(Extracted text)
Reviewed by Gail Murray

The Dutch Wife, Canadian author Keith’s debut novel, opens in 1943 occupied Amsterdam with the arrest of resistance workers Marijke de Graff and her husband, concert violinist and history professor, Theo de Graff who are sent by cattle car to Ravensbruck and Buchenwald German concentration camps respectively.

Chapter Two introduces thirty-three-year-old Karl Muller as he begins his assignment as Schutzhaftlagerfuhrer, second in command, at Buchenwald.

Chapter Three suddenly jumps ahead thirty years to The Dirty War in Argentina as a journalism student, Luciano Wagner, is kidnapped by the military junta. His crime – attending a student rally. He’s accused of involvement in terrorist activities opposing the government and provoking student disobedience i.e. a political prisoner just like Marijke and Theo. Innocent Luciano is destined to become one of the desparecidos – the disappeared ones.

These are both oppressive regimes where innocent people suffer atrocities but the connection is tenuous. Luciano and the desparecidos are better served as a separate novel.

(Extracted records)
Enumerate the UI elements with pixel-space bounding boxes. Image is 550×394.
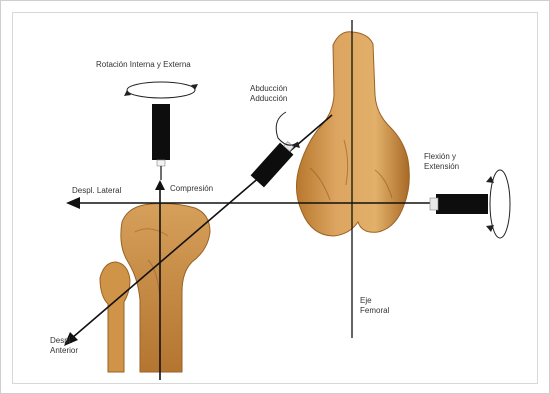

--

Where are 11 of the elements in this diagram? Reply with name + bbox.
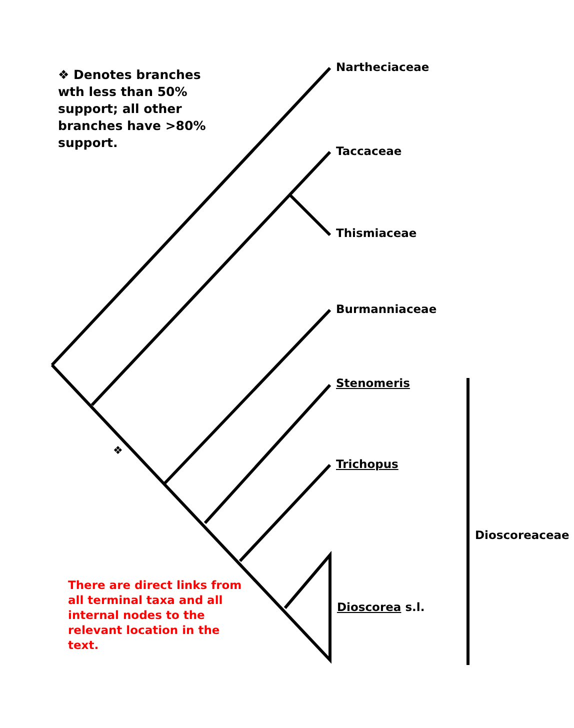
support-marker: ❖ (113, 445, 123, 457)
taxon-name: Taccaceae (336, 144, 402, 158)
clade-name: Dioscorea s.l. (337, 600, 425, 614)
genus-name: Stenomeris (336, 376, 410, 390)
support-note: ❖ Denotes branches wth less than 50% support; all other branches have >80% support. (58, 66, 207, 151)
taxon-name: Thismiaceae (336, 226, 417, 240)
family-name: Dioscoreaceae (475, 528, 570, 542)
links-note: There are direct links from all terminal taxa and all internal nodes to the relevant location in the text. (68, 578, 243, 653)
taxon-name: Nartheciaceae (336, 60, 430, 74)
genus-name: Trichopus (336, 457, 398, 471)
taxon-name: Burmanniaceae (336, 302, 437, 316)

(Task instructions) Can you continue the review of The Dutch Wife after its last sentence? The items have no connection to the review of The Dutch Wife.

(Answer to this task)
After forcing myself to read Luciano’s horrific torture, I skimmed over the chapters dedicated to his story, finding that they detracted from the main story line of twenty-five-year-old Marijke’s daily struggle for survival in the concentration camp. Luciano’s connection to these characters is only revealed in the thin yet shocking epilogue. Be advised the gruesome beatings, graphic rape, and torture Luciano endures were too disturbing for this reader, not to mention the hopelessness of his situation.

Keith divides up the chapters evenly between Karl, Marijke and Luciano. In the end, I did read the chapters with a focus on Luciano to ascertain his story.

Marijke wills herself to live. “I was determined not to be worn down, not to transform into one of the skeletons that moved through the camp like the living dead . . . I would do whatever it took to make it through the war alive.”

An S.S. officer selects young, blonde Aryan women to service the prisoners’ brothel, offering hot water, separate quarters, and decent food to those who would volunteer. Marijke seizes the opportunity to survive starvation, dysentery, typhus, heavy labour and for a chance to locate her husband.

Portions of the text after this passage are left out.